-- BEGIN Extracted entries --

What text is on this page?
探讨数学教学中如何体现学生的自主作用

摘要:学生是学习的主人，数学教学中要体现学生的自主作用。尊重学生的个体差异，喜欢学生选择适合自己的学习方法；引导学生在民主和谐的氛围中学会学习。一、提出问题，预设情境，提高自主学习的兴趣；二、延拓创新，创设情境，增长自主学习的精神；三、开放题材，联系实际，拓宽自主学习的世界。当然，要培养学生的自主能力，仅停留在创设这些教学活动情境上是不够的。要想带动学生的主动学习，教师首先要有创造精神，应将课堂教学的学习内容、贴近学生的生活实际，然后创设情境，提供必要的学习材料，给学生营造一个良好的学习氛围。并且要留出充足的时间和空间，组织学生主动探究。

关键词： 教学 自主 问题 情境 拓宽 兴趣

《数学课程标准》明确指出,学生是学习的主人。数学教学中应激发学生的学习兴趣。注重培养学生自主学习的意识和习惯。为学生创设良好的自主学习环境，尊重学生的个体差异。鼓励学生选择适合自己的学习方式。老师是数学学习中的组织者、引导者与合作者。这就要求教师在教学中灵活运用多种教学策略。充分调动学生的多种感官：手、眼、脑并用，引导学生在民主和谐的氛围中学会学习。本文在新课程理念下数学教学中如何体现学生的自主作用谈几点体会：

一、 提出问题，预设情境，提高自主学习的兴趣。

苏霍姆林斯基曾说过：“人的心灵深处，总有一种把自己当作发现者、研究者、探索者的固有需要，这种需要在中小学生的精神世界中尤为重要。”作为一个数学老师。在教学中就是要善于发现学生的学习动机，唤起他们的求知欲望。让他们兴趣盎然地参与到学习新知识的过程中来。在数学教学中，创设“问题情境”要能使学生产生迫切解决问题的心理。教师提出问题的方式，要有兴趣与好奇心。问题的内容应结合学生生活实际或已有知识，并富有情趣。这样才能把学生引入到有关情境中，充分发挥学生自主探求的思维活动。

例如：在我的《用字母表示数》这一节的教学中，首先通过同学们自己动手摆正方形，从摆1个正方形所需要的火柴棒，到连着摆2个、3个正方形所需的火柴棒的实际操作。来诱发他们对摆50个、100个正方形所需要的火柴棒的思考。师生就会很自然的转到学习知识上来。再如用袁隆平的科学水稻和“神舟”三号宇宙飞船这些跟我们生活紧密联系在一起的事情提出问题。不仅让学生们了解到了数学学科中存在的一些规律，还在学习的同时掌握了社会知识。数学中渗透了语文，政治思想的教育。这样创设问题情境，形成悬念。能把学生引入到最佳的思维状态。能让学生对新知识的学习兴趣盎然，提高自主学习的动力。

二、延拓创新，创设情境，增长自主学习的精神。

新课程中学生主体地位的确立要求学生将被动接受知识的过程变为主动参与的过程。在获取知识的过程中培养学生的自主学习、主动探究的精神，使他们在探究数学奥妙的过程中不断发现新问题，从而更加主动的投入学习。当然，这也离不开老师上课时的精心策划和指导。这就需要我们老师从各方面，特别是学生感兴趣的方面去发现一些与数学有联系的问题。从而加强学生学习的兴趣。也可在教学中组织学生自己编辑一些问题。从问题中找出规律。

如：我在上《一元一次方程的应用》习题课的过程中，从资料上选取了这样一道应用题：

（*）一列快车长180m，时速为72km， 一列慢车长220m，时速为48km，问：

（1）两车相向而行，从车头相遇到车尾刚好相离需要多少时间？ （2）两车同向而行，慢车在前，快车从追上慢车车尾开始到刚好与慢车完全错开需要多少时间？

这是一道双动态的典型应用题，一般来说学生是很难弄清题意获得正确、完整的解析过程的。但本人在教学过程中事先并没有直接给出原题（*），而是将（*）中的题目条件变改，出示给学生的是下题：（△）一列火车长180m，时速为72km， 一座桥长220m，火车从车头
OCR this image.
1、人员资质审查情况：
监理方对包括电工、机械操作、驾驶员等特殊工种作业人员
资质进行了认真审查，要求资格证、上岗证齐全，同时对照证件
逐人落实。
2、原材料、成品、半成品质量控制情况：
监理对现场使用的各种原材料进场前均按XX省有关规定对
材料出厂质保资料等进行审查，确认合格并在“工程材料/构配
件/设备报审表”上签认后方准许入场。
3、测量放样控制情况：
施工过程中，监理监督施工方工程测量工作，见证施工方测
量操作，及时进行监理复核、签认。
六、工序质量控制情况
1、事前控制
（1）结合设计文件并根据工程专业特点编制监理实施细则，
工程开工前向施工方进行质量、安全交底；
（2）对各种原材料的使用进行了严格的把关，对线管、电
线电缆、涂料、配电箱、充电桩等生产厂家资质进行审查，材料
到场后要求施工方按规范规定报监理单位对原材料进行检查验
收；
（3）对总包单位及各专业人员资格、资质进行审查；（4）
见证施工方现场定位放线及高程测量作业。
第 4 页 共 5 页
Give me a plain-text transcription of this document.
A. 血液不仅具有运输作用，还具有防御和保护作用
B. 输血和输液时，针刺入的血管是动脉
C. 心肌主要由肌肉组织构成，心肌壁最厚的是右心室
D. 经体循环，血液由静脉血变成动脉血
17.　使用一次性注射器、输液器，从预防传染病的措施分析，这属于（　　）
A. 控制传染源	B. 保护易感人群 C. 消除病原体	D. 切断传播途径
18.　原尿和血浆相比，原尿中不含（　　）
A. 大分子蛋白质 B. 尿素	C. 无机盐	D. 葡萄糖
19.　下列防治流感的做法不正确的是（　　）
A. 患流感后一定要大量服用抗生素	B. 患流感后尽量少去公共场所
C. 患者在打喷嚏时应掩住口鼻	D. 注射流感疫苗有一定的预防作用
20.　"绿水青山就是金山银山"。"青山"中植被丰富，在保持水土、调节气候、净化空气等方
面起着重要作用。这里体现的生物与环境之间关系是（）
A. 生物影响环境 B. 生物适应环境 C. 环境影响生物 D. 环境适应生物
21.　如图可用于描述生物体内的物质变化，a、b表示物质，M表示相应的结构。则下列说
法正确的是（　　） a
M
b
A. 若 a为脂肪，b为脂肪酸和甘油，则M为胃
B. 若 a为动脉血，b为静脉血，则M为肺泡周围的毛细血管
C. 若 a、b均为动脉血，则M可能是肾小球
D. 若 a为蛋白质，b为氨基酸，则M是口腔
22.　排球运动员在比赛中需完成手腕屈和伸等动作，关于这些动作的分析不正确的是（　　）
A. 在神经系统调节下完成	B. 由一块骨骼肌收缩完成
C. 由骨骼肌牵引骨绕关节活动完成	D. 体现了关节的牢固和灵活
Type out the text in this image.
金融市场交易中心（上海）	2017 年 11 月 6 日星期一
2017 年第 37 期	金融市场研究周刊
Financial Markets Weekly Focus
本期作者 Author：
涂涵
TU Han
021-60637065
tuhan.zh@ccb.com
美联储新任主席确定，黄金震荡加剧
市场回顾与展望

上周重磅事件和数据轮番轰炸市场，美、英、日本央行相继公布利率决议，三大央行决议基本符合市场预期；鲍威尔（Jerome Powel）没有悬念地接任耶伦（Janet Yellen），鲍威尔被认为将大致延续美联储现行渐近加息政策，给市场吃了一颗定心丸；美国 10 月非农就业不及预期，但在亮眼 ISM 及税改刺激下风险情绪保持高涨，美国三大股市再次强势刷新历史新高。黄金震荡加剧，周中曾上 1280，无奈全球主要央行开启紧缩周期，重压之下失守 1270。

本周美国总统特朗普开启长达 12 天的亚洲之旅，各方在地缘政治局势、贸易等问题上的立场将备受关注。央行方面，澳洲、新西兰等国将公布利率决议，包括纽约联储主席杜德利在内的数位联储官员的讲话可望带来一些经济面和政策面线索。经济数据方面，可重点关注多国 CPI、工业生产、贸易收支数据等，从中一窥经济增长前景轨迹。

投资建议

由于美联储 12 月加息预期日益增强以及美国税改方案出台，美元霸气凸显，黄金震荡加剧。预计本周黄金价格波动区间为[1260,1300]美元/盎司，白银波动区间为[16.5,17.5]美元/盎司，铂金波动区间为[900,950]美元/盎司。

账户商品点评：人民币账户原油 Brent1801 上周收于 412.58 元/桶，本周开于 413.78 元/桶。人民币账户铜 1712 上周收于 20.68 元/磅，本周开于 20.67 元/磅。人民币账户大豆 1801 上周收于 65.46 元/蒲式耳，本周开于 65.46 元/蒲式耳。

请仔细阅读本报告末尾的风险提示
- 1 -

-- END Extracted entries --

### Aim of the exercise
Reproduce only the lines running from the one with "Type out the text in this image." through the final line of the listing above, both ends included.

### Answer to the task
Type out the text in this image.
金融市场交易中心（上海）	2017 年 11 月 6 日星期一
2017 年第 37 期	金融市场研究周刊
Financial Markets Weekly Focus
本期作者 Author：
涂涵
TU Han
021-60637065
tuhan.zh@ccb.com
美联储新任主席确定，黄金震荡加剧
市场回顾与展望

上周重磅事件和数据轮番轰炸市场，美、英、日本央行相继公布利率决议，三大央行决议基本符合市场预期；鲍威尔（Jerome Powel）没有悬念地接任耶伦（Janet Yellen），鲍威尔被认为将大致延续美联储现行渐近加息政策，给市场吃了一颗定心丸；美国 10 月非农就业不及预期，但在亮眼 ISM 及税改刺激下风险情绪保持高涨，美国三大股市再次强势刷新历史新高。黄金震荡加剧，周中曾上 1280，无奈全球主要央行开启紧缩周期，重压之下失守 1270。

本周美国总统特朗普开启长达 12 天的亚洲之旅，各方在地缘政治局势、贸易等问题上的立场将备受关注。央行方面，澳洲、新西兰等国将公布利率决议，包括纽约联储主席杜德利在内的数位联储官员的讲话可望带来一些经济面和政策面线索。经济数据方面，可重点关注多国 CPI、工业生产、贸易收支数据等，从中一窥经济增长前景轨迹。

投资建议

由于美联储 12 月加息预期日益增强以及美国税改方案出台，美元霸气凸显，黄金震荡加剧。预计本周黄金价格波动区间为[1260,1300]美元/盎司，白银波动区间为[16.5,17.5]美元/盎司，铂金波动区间为[900,950]美元/盎司。

账户商品点评：人民币账户原油 Brent1801 上周收于 412.58 元/桶，本周开于 413.78 元/桶。人民币账户铜 1712 上周收于 20.68 元/磅，本周开于 20.67 元/磅。人民币账户大豆 1801 上周收于 65.46 元/蒲式耳，本周开于 65.46 元/蒲式耳。

请仔细阅读本报告末尾的风险提示
- 1 -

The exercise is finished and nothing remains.